>> BEGIN

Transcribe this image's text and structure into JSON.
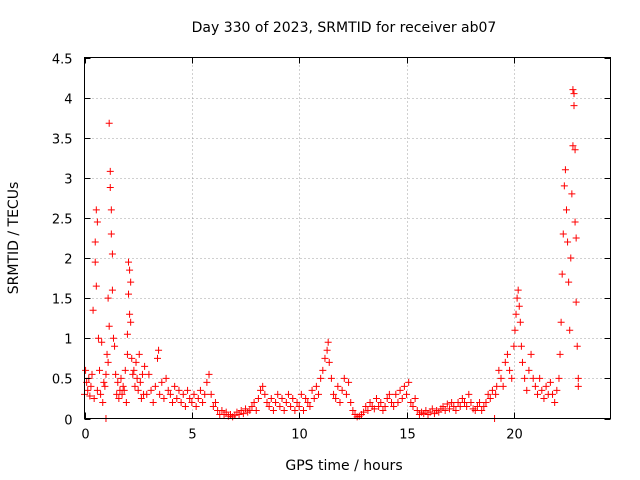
{
  "chart_data": {
    "type": "scatter",
    "title": "Day 330 of 2023, SRMTID for receiver ab07",
    "xlabel": "GPS time / hours",
    "ylabel": "SRMTID / TECUs",
    "xlim": [
      0,
      24.5
    ],
    "ylim": [
      0,
      4.5
    ],
    "xticks": [
      0,
      5,
      10,
      15,
      20
    ],
    "xtick_labels": [
      "0",
      "5",
      "10",
      "15",
      "20"
    ],
    "yticks": [
      0,
      0.5,
      1,
      1.5,
      2,
      2.5,
      3,
      3.5,
      4,
      4.5
    ],
    "ytick_labels": [
      "0",
      "0.5",
      "1",
      "1.5",
      "2",
      "2.5",
      "3",
      "3.5",
      "4",
      "4.5"
    ],
    "grid": true,
    "marker": "plus",
    "color": "#ff0000",
    "series": [
      {
        "name": "SRMTID",
        "points": [
          [
            0.0,
            0.3
          ],
          [
            0.05,
            0.6
          ],
          [
            0.1,
            0.45
          ],
          [
            0.15,
            0.35
          ],
          [
            0.2,
            0.5
          ],
          [
            0.25,
            0.28
          ],
          [
            0.3,
            0.4
          ],
          [
            0.35,
            0.55
          ],
          [
            0.4,
            1.35
          ],
          [
            0.45,
            0.25
          ],
          [
            0.5,
            1.95
          ],
          [
            0.5,
            2.2
          ],
          [
            0.55,
            2.6
          ],
          [
            0.55,
            1.65
          ],
          [
            0.6,
            2.45
          ],
          [
            0.6,
            0.35
          ],
          [
            0.65,
            1.0
          ],
          [
            0.7,
            0.6
          ],
          [
            0.75,
            0.3
          ],
          [
            0.8,
            0.95
          ],
          [
            0.85,
            0.2
          ],
          [
            0.9,
            0.45
          ],
          [
            0.95,
            0.4
          ],
          [
            1.0,
            0.55
          ],
          [
            1.0,
            0.0
          ],
          [
            1.05,
            0.8
          ],
          [
            1.1,
            0.7
          ],
          [
            1.1,
            1.5
          ],
          [
            1.15,
            1.15
          ],
          [
            1.15,
            3.68
          ],
          [
            1.2,
            3.08
          ],
          [
            1.2,
            2.88
          ],
          [
            1.25,
            2.6
          ],
          [
            1.25,
            2.3
          ],
          [
            1.3,
            2.05
          ],
          [
            1.3,
            1.6
          ],
          [
            1.35,
            1.0
          ],
          [
            1.4,
            0.9
          ],
          [
            1.45,
            0.55
          ],
          [
            1.5,
            0.3
          ],
          [
            1.55,
            0.45
          ],
          [
            1.6,
            0.25
          ],
          [
            1.65,
            0.35
          ],
          [
            1.7,
            0.5
          ],
          [
            1.75,
            0.3
          ],
          [
            1.8,
            0.4
          ],
          [
            1.85,
            0.35
          ],
          [
            1.9,
            0.6
          ],
          [
            1.95,
            0.2
          ],
          [
            2.0,
            0.8
          ],
          [
            2.0,
            1.05
          ],
          [
            2.05,
            1.95
          ],
          [
            2.05,
            1.55
          ],
          [
            2.1,
            1.3
          ],
          [
            2.1,
            1.85
          ],
          [
            2.15,
            1.7
          ],
          [
            2.15,
            1.2
          ],
          [
            2.2,
            0.75
          ],
          [
            2.25,
            0.55
          ],
          [
            2.3,
            0.6
          ],
          [
            2.35,
            0.4
          ],
          [
            2.4,
            0.7
          ],
          [
            2.45,
            0.5
          ],
          [
            2.5,
            0.35
          ],
          [
            2.55,
            0.8
          ],
          [
            2.6,
            0.45
          ],
          [
            2.65,
            0.25
          ],
          [
            2.7,
            0.55
          ],
          [
            2.75,
            0.3
          ],
          [
            2.8,
            0.65
          ],
          [
            2.9,
            0.3
          ],
          [
            3.0,
            0.55
          ],
          [
            3.1,
            0.35
          ],
          [
            3.2,
            0.2
          ],
          [
            3.3,
            0.4
          ],
          [
            3.4,
            0.75
          ],
          [
            3.45,
            0.85
          ],
          [
            3.5,
            0.3
          ],
          [
            3.6,
            0.45
          ],
          [
            3.7,
            0.25
          ],
          [
            3.8,
            0.5
          ],
          [
            3.9,
            0.35
          ],
          [
            4.0,
            0.3
          ],
          [
            4.1,
            0.2
          ],
          [
            4.2,
            0.4
          ],
          [
            4.3,
            0.25
          ],
          [
            4.4,
            0.35
          ],
          [
            4.5,
            0.2
          ],
          [
            4.6,
            0.3
          ],
          [
            4.7,
            0.15
          ],
          [
            4.8,
            0.35
          ],
          [
            4.9,
            0.25
          ],
          [
            5.0,
            0.2
          ],
          [
            5.1,
            0.3
          ],
          [
            5.2,
            0.15
          ],
          [
            5.3,
            0.25
          ],
          [
            5.4,
            0.35
          ],
          [
            5.5,
            0.2
          ],
          [
            5.6,
            0.3
          ],
          [
            5.7,
            0.45
          ],
          [
            5.8,
            0.55
          ],
          [
            5.9,
            0.3
          ],
          [
            6.0,
            0.15
          ],
          [
            6.1,
            0.2
          ],
          [
            6.2,
            0.1
          ],
          [
            6.3,
            0.05
          ],
          [
            6.4,
            0.1
          ],
          [
            6.5,
            0.05
          ],
          [
            6.6,
            0.08
          ],
          [
            6.7,
            0.03
          ],
          [
            6.8,
            0.05
          ],
          [
            6.9,
            0.02
          ],
          [
            7.0,
            0.04
          ],
          [
            7.1,
            0.08
          ],
          [
            7.2,
            0.05
          ],
          [
            7.3,
            0.1
          ],
          [
            7.4,
            0.06
          ],
          [
            7.5,
            0.12
          ],
          [
            7.6,
            0.08
          ],
          [
            7.7,
            0.1
          ],
          [
            7.8,
            0.15
          ],
          [
            7.9,
            0.2
          ],
          [
            8.0,
            0.1
          ],
          [
            8.1,
            0.25
          ],
          [
            8.2,
            0.35
          ],
          [
            8.3,
            0.4
          ],
          [
            8.4,
            0.3
          ],
          [
            8.5,
            0.2
          ],
          [
            8.6,
            0.15
          ],
          [
            8.7,
            0.25
          ],
          [
            8.8,
            0.1
          ],
          [
            8.9,
            0.2
          ],
          [
            9.0,
            0.3
          ],
          [
            9.1,
            0.15
          ],
          [
            9.2,
            0.25
          ],
          [
            9.3,
            0.1
          ],
          [
            9.4,
            0.2
          ],
          [
            9.5,
            0.3
          ],
          [
            9.6,
            0.15
          ],
          [
            9.7,
            0.25
          ],
          [
            9.8,
            0.1
          ],
          [
            9.9,
            0.2
          ],
          [
            10.0,
            0.15
          ],
          [
            10.1,
            0.3
          ],
          [
            10.2,
            0.1
          ],
          [
            10.3,
            0.25
          ],
          [
            10.4,
            0.2
          ],
          [
            10.5,
            0.15
          ],
          [
            10.6,
            0.35
          ],
          [
            10.7,
            0.25
          ],
          [
            10.8,
            0.4
          ],
          [
            10.9,
            0.3
          ],
          [
            11.0,
            0.5
          ],
          [
            11.1,
            0.6
          ],
          [
            11.2,
            0.75
          ],
          [
            11.3,
            0.85
          ],
          [
            11.35,
            0.95
          ],
          [
            11.4,
            0.7
          ],
          [
            11.5,
            0.5
          ],
          [
            11.6,
            0.3
          ],
          [
            11.7,
            0.25
          ],
          [
            11.8,
            0.4
          ],
          [
            11.9,
            0.2
          ],
          [
            12.0,
            0.35
          ],
          [
            12.1,
            0.5
          ],
          [
            12.2,
            0.3
          ],
          [
            12.3,
            0.45
          ],
          [
            12.4,
            0.2
          ],
          [
            12.5,
            0.1
          ],
          [
            12.6,
            0.05
          ],
          [
            12.7,
            0.02
          ],
          [
            12.8,
            0.03
          ],
          [
            12.9,
            0.05
          ],
          [
            13.0,
            0.08
          ],
          [
            13.1,
            0.15
          ],
          [
            13.2,
            0.1
          ],
          [
            13.3,
            0.2
          ],
          [
            13.4,
            0.15
          ],
          [
            13.5,
            0.12
          ],
          [
            13.6,
            0.25
          ],
          [
            13.7,
            0.15
          ],
          [
            13.8,
            0.2
          ],
          [
            13.9,
            0.1
          ],
          [
            14.0,
            0.15
          ],
          [
            14.1,
            0.25
          ],
          [
            14.2,
            0.3
          ],
          [
            14.3,
            0.2
          ],
          [
            14.4,
            0.15
          ],
          [
            14.5,
            0.3
          ],
          [
            14.6,
            0.2
          ],
          [
            14.7,
            0.35
          ],
          [
            14.8,
            0.25
          ],
          [
            14.9,
            0.4
          ],
          [
            15.0,
            0.3
          ],
          [
            15.1,
            0.45
          ],
          [
            15.2,
            0.2
          ],
          [
            15.3,
            0.15
          ],
          [
            15.4,
            0.25
          ],
          [
            15.5,
            0.1
          ],
          [
            15.6,
            0.05
          ],
          [
            15.7,
            0.08
          ],
          [
            15.8,
            0.06
          ],
          [
            15.9,
            0.1
          ],
          [
            16.0,
            0.05
          ],
          [
            16.1,
            0.08
          ],
          [
            16.2,
            0.12
          ],
          [
            16.3,
            0.06
          ],
          [
            16.4,
            0.1
          ],
          [
            16.5,
            0.08
          ],
          [
            16.6,
            0.12
          ],
          [
            16.7,
            0.15
          ],
          [
            16.8,
            0.1
          ],
          [
            16.9,
            0.18
          ],
          [
            17.0,
            0.12
          ],
          [
            17.1,
            0.2
          ],
          [
            17.2,
            0.15
          ],
          [
            17.3,
            0.1
          ],
          [
            17.4,
            0.2
          ],
          [
            17.5,
            0.15
          ],
          [
            17.6,
            0.25
          ],
          [
            17.7,
            0.2
          ],
          [
            17.8,
            0.15
          ],
          [
            17.9,
            0.3
          ],
          [
            18.0,
            0.2
          ],
          [
            18.1,
            0.12
          ],
          [
            18.2,
            0.1
          ],
          [
            18.3,
            0.15
          ],
          [
            18.4,
            0.2
          ],
          [
            18.5,
            0.1
          ],
          [
            18.6,
            0.15
          ],
          [
            18.7,
            0.2
          ],
          [
            18.8,
            0.3
          ],
          [
            18.9,
            0.25
          ],
          [
            19.0,
            0.35
          ],
          [
            19.1,
            0.0
          ],
          [
            19.15,
            0.3
          ],
          [
            19.2,
            0.4
          ],
          [
            19.3,
            0.6
          ],
          [
            19.4,
            0.5
          ],
          [
            19.5,
            0.4
          ],
          [
            19.6,
            0.7
          ],
          [
            19.7,
            0.8
          ],
          [
            19.8,
            0.6
          ],
          [
            19.9,
            0.5
          ],
          [
            20.0,
            0.9
          ],
          [
            20.05,
            1.1
          ],
          [
            20.1,
            1.3
          ],
          [
            20.15,
            1.5
          ],
          [
            20.2,
            1.6
          ],
          [
            20.25,
            1.4
          ],
          [
            20.3,
            1.2
          ],
          [
            20.35,
            0.9
          ],
          [
            20.4,
            0.7
          ],
          [
            20.5,
            0.5
          ],
          [
            20.6,
            0.35
          ],
          [
            20.7,
            0.6
          ],
          [
            20.8,
            0.8
          ],
          [
            20.9,
            0.5
          ],
          [
            21.0,
            0.4
          ],
          [
            21.1,
            0.3
          ],
          [
            21.2,
            0.5
          ],
          [
            21.3,
            0.35
          ],
          [
            21.4,
            0.25
          ],
          [
            21.5,
            0.4
          ],
          [
            21.6,
            0.3
          ],
          [
            21.7,
            0.45
          ],
          [
            21.8,
            0.3
          ],
          [
            21.9,
            0.2
          ],
          [
            22.0,
            0.35
          ],
          [
            22.1,
            0.5
          ],
          [
            22.15,
            0.8
          ],
          [
            22.2,
            1.2
          ],
          [
            22.25,
            1.8
          ],
          [
            22.3,
            2.3
          ],
          [
            22.35,
            2.9
          ],
          [
            22.4,
            3.1
          ],
          [
            22.45,
            2.6
          ],
          [
            22.5,
            2.2
          ],
          [
            22.55,
            1.7
          ],
          [
            22.6,
            1.1
          ],
          [
            22.65,
            2.0
          ],
          [
            22.7,
            2.8
          ],
          [
            22.75,
            3.4
          ],
          [
            22.75,
            4.1
          ],
          [
            22.8,
            3.9
          ],
          [
            22.8,
            4.05
          ],
          [
            22.85,
            3.35
          ],
          [
            22.85,
            2.45
          ],
          [
            22.9,
            2.25
          ],
          [
            22.9,
            1.45
          ],
          [
            22.95,
            0.9
          ],
          [
            23.0,
            0.5
          ],
          [
            23.0,
            0.4
          ]
        ]
      }
    ]
  }
}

>> END

__What is being asked__
Extract all lines from the data in which "SRMTID" is found.

__Exercise answer__
    "title": "Day 330 of 2023, SRMTID for receiver ab07",
    "ylabel": "SRMTID / TECUs",
        "name": "SRMTID",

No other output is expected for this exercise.